## WORK TO BE COMPLETED
Without including any images, repeat the data exactly.

## EXTRACTED MATERIAL
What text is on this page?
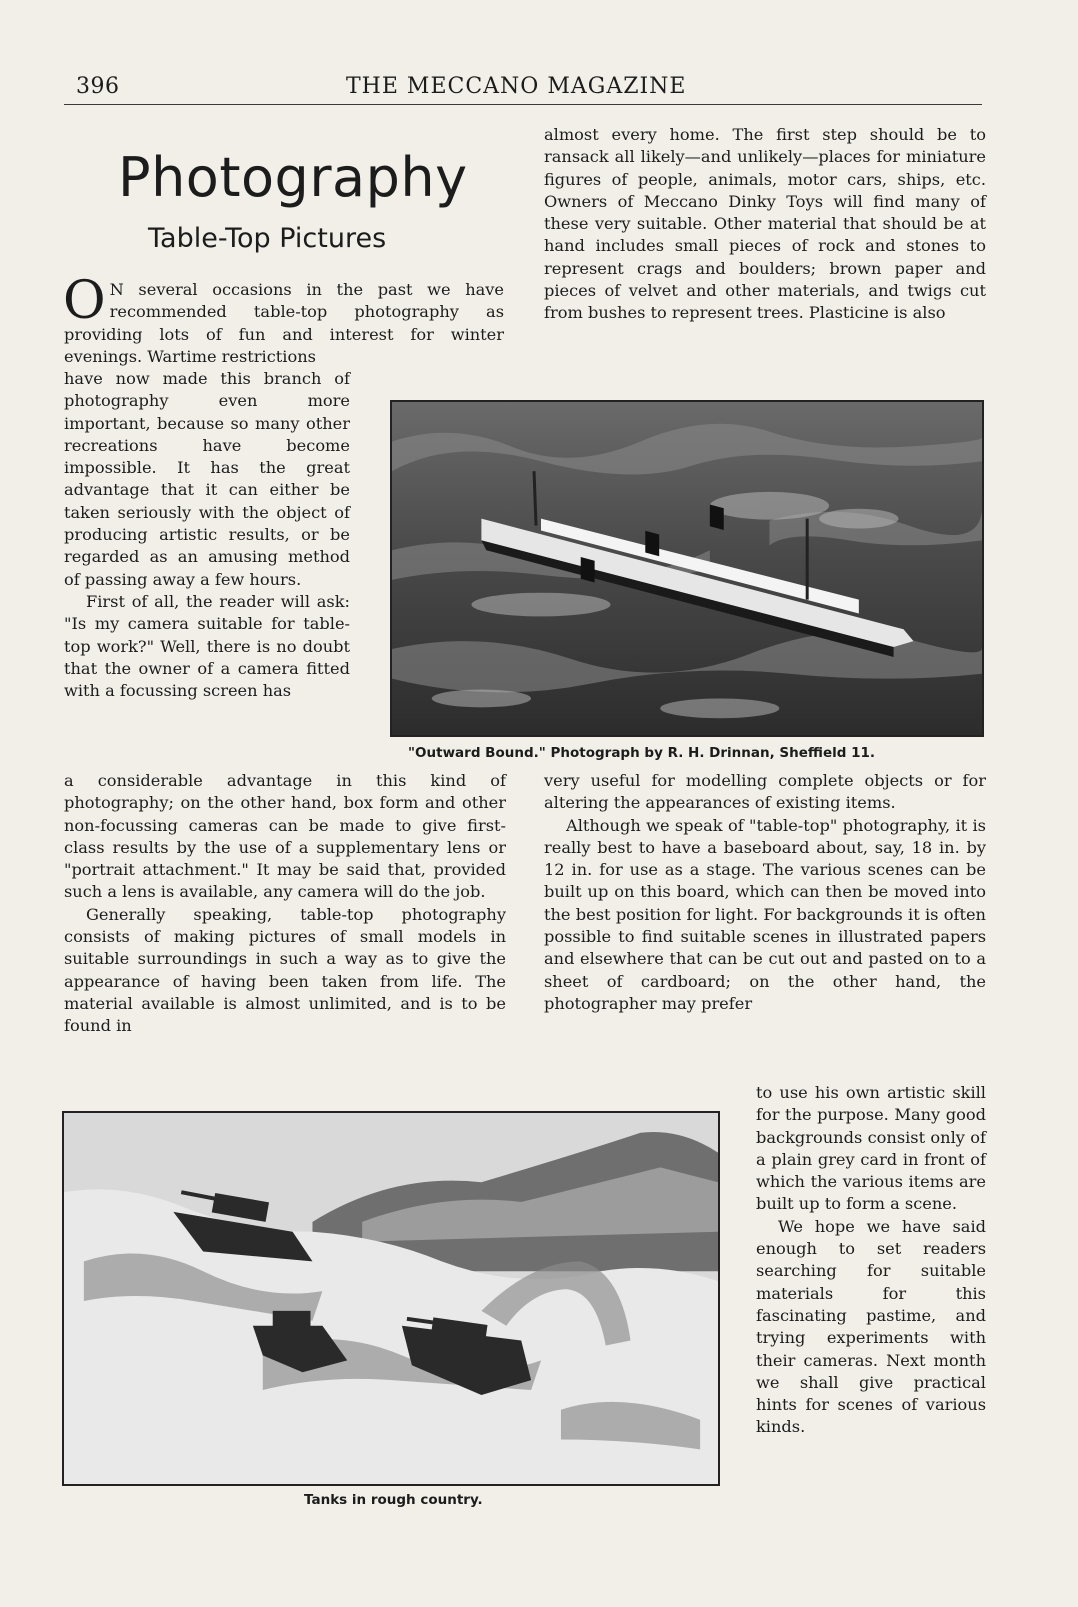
396	THE MECCANO MAGAZINE
Photography
Table-Top Pictures
O N several occasions in the past we have recommended table-top photography as providing lots of fun and interest for winter evenings. Wartime restrictions

have now made this branch of photography even more important, because so many other recreations have become impossible. It has the great advantage that it can either be taken seriously with the object of producing artistic results, or be regarded as an amusing method of passing away a few hours.

First of all, the reader will ask: "Is my camera suitable for table-top work?" Well, there is no doubt that the owner of a camera fitted with a focussing screen has

a considerable advantage in this kind of photography; on the other hand, box form and other non-focussing cameras can be made to give first-class results by the use of a supplementary lens or "portrait attachment." It may be said that, provided such a lens is available, any camera will do the job.

Generally speaking, table-top photography consists of making pictures of small models in suitable surroundings in such a way as to give the appearance of having been taken from life. The material available is almost unlimited, and is to be found in

almost every home. The first step should be to ransack all likely—and unlikely—places for miniature figures of people, animals, motor cars, ships, etc. Owners of Meccano Dinky Toys will find many of these very suitable. Other material that should be at hand includes small pieces of rock and stones to represent crags and boulders; brown paper and pieces of velvet and other materials, and twigs cut from bushes to represent trees. Plasticine is also

very useful for modelling complete objects or for altering the appearances of existing items.

Although we speak of "table-top" photography, it is really best to have a baseboard about, say, 18 in. by 12 in. for use as a stage. The various scenes can be built up on this board, which can then be moved into the best position for light. For backgrounds it is often possible to find suitable scenes in illustrated papers and elsewhere that can be cut out and pasted on to a sheet of cardboard; on the other hand, the photographer may prefer

to use his own artistic skill for the purpose. Many good backgrounds consist only of a plain grey card in front of which the various items are built up to form a scene.

We hope we have said enough to set readers searching for suitable materials for this fascinating pastime, and trying experiments with their cameras. Next month we shall give practical hints for scenes of various kinds.

"Outward Bound." Photograph by R. H. Drinnan, Sheffield 11.
Tanks in rough country.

## ANSWER FOR THE TASK
What text is on this page?
396	THE MECCANO MAGAZINE
Photography
Table-Top Pictures
O N several occasions in the past we have recommended table-top photography as providing lots of fun and interest for winter evenings. Wartime restrictions

have now made this branch of photography even more important, because so many other recreations have become impossible. It has the great advantage that it can either be taken seriously with the object of producing artistic results, or be regarded as an amusing method of passing away a few hours.

First of all, the reader will ask: "Is my camera suitable for table-top work?" Well, there is no doubt that the owner of a camera fitted with a focussing screen has

a considerable advantage in this kind of photography; on the other hand, box form and other non-focussing cameras can be made to give first-class results by the use of a supplementary lens or "portrait attachment." It may be said that, provided such a lens is available, any camera will do the job.

Generally speaking, table-top photography consists of making pictures of small models in suitable surroundings in such a way as to give the appearance of having been taken from life. The material available is almost unlimited, and is to be found in

almost every home. The first step should be to ransack all likely—and unlikely—places for miniature figures of people, animals, motor cars, ships, etc. Owners of Meccano Dinky Toys will find many of these very suitable. Other material that should be at hand includes small pieces of rock and stones to represent crags and boulders; brown paper and pieces of velvet and other materials, and twigs cut from bushes to represent trees. Plasticine is also

very useful for modelling complete objects or for altering the appearances of existing items.

Although we speak of "table-top" photography, it is really best to have a baseboard about, say, 18 in. by 12 in. for use as a stage. The various scenes can be built up on this board, which can then be moved into the best position for light. For backgrounds it is often possible to find suitable scenes in illustrated papers and elsewhere that can be cut out and pasted on to a sheet of cardboard; on the other hand, the photographer may prefer

to use his own artistic skill for the purpose. Many good backgrounds consist only of a plain grey card in front of which the various items are built up to form a scene.

We hope we have said enough to set readers searching for suitable materials for this fascinating pastime, and trying experiments with their cameras. Next month we shall give practical hints for scenes of various kinds.

"Outward Bound." Photograph by R. H. Drinnan, Sheffield 11.
Tanks in rough country.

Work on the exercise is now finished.